THE REQUEST: Nothing but the lines from the one that contains "Give me the" through the end of the listing should appear, set down exactly.

Data items
▼▼▼

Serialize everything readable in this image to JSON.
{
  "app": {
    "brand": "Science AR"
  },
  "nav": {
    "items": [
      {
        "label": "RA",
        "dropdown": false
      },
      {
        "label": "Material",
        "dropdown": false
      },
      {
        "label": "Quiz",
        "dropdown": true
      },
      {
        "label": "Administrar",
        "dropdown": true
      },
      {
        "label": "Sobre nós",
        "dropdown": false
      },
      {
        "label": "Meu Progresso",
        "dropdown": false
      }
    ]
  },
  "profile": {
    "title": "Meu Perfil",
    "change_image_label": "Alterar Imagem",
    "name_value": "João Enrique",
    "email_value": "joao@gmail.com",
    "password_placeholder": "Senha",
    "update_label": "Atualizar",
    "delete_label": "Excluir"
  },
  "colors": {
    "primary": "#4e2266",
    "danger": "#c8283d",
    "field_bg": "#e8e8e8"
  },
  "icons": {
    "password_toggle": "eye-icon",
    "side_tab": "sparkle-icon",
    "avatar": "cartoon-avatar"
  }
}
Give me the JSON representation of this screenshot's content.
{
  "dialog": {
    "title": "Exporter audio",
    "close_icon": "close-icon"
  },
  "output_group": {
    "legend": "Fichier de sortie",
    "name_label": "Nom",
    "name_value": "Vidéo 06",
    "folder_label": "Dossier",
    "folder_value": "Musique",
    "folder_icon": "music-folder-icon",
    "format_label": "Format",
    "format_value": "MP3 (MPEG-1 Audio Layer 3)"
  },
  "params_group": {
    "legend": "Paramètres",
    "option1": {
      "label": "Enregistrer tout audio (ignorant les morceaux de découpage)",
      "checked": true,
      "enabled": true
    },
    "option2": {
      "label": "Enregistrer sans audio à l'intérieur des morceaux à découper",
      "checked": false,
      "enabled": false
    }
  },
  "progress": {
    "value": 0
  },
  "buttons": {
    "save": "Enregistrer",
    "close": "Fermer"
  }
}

▲▲▲

ANSWER BELOW:
Give me the JSON representation of this screenshot's content.
{
  "dialog": {
    "title": "Exporter audio",
    "close_icon": "close-icon"
  },
  "output_group": {
    "legend": "Fichier de sortie",
    "name_label": "Nom",
    "name_value": "Vidéo 06",
    "folder_label": "Dossier",
    "folder_value": "Musique",
    "folder_icon": "music-folder-icon",
    "format_label": "Format",
    "format_value": "MP3 (MPEG-1 Audio Layer 3)"
  },
  "params_group": {
    "legend": "Paramètres",
    "option1": {
      "label": "Enregistrer tout audio (ignorant les morceaux de découpage)",
      "checked": true,
      "enabled": true
    },
    "option2": {
      "label": "Enregistrer sans audio à l'intérieur des morceaux à découper",
      "checked": false,
      "enabled": false
    }
  },
  "progress": {
    "value": 0
  },
  "buttons": {
    "save": "Enregistrer",
    "close": "Fermer"
  }
}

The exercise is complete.